The records:
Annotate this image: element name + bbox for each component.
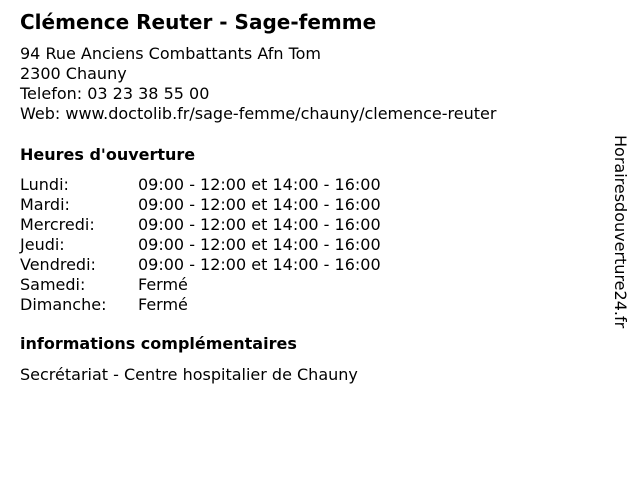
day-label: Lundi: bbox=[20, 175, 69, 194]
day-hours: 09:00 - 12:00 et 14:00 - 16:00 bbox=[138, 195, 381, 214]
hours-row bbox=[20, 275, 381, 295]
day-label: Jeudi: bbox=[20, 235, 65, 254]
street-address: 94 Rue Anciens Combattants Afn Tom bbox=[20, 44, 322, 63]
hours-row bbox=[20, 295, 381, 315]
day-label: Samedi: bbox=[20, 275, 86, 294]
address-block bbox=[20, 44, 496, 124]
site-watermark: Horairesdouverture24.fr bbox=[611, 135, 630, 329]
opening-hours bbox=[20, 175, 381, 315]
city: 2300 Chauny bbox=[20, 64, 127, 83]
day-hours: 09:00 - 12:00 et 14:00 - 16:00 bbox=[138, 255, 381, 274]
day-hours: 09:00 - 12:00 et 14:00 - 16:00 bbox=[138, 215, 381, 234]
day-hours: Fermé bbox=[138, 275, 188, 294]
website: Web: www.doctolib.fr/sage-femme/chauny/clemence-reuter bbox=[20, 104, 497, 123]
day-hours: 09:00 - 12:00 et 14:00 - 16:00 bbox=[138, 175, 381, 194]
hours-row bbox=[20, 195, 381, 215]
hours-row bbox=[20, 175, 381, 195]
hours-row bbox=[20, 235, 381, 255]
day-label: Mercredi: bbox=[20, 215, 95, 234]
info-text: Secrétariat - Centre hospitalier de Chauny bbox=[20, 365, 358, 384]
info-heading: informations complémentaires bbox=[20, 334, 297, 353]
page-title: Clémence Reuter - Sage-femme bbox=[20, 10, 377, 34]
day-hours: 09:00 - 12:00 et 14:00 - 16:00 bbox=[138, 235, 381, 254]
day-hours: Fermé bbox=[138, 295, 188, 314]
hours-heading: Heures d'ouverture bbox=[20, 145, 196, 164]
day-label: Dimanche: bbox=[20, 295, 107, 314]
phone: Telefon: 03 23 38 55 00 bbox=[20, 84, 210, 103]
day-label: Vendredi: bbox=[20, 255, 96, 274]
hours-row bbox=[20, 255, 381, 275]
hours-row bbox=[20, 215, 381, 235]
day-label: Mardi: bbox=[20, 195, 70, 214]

Exercise instructions: Rewrite the records above with each occurrence of "hours-row" swapped for "schedule-row" and every other character left unchanged. Leave the pictures out of your answer.

Solution to the problem:
Annotate this image: element name + bbox for each component.
day-label: Lundi: bbox=[20, 175, 69, 194]
day-hours: 09:00 - 12:00 et 14:00 - 16:00 bbox=[138, 195, 381, 214]
schedule-row bbox=[20, 275, 381, 295]
day-label: Jeudi: bbox=[20, 235, 65, 254]
street-address: 94 Rue Anciens Combattants Afn Tom bbox=[20, 44, 322, 63]
schedule-row bbox=[20, 295, 381, 315]
day-label: Samedi: bbox=[20, 275, 86, 294]
address-block bbox=[20, 44, 496, 124]
site-watermark: Horairesdouverture24.fr bbox=[611, 135, 630, 329]
opening-hours bbox=[20, 175, 381, 315]
city: 2300 Chauny bbox=[20, 64, 127, 83]
day-hours: 09:00 - 12:00 et 14:00 - 16:00 bbox=[138, 255, 381, 274]
day-hours: 09:00 - 12:00 et 14:00 - 16:00 bbox=[138, 215, 381, 234]
day-hours: Fermé bbox=[138, 275, 188, 294]
website: Web: www.doctolib.fr/sage-femme/chauny/clemence-reuter bbox=[20, 104, 497, 123]
day-hours: 09:00 - 12:00 et 14:00 - 16:00 bbox=[138, 175, 381, 194]
schedule-row bbox=[20, 195, 381, 215]
schedule-row bbox=[20, 175, 381, 195]
schedule-row bbox=[20, 235, 381, 255]
day-label: Mercredi: bbox=[20, 215, 95, 234]
info-text: Secrétariat - Centre hospitalier de Chauny bbox=[20, 365, 358, 384]
info-heading: informations complémentaires bbox=[20, 334, 297, 353]
page-title: Clémence Reuter - Sage-femme bbox=[20, 10, 377, 34]
day-hours: 09:00 - 12:00 et 14:00 - 16:00 bbox=[138, 235, 381, 254]
day-hours: Fermé bbox=[138, 295, 188, 314]
hours-heading: Heures d'ouverture bbox=[20, 145, 196, 164]
day-label: Dimanche: bbox=[20, 295, 107, 314]
phone: Telefon: 03 23 38 55 00 bbox=[20, 84, 210, 103]
day-label: Vendredi: bbox=[20, 255, 96, 274]
schedule-row bbox=[20, 255, 381, 275]
schedule-row bbox=[20, 215, 381, 235]
day-label: Mardi: bbox=[20, 195, 70, 214]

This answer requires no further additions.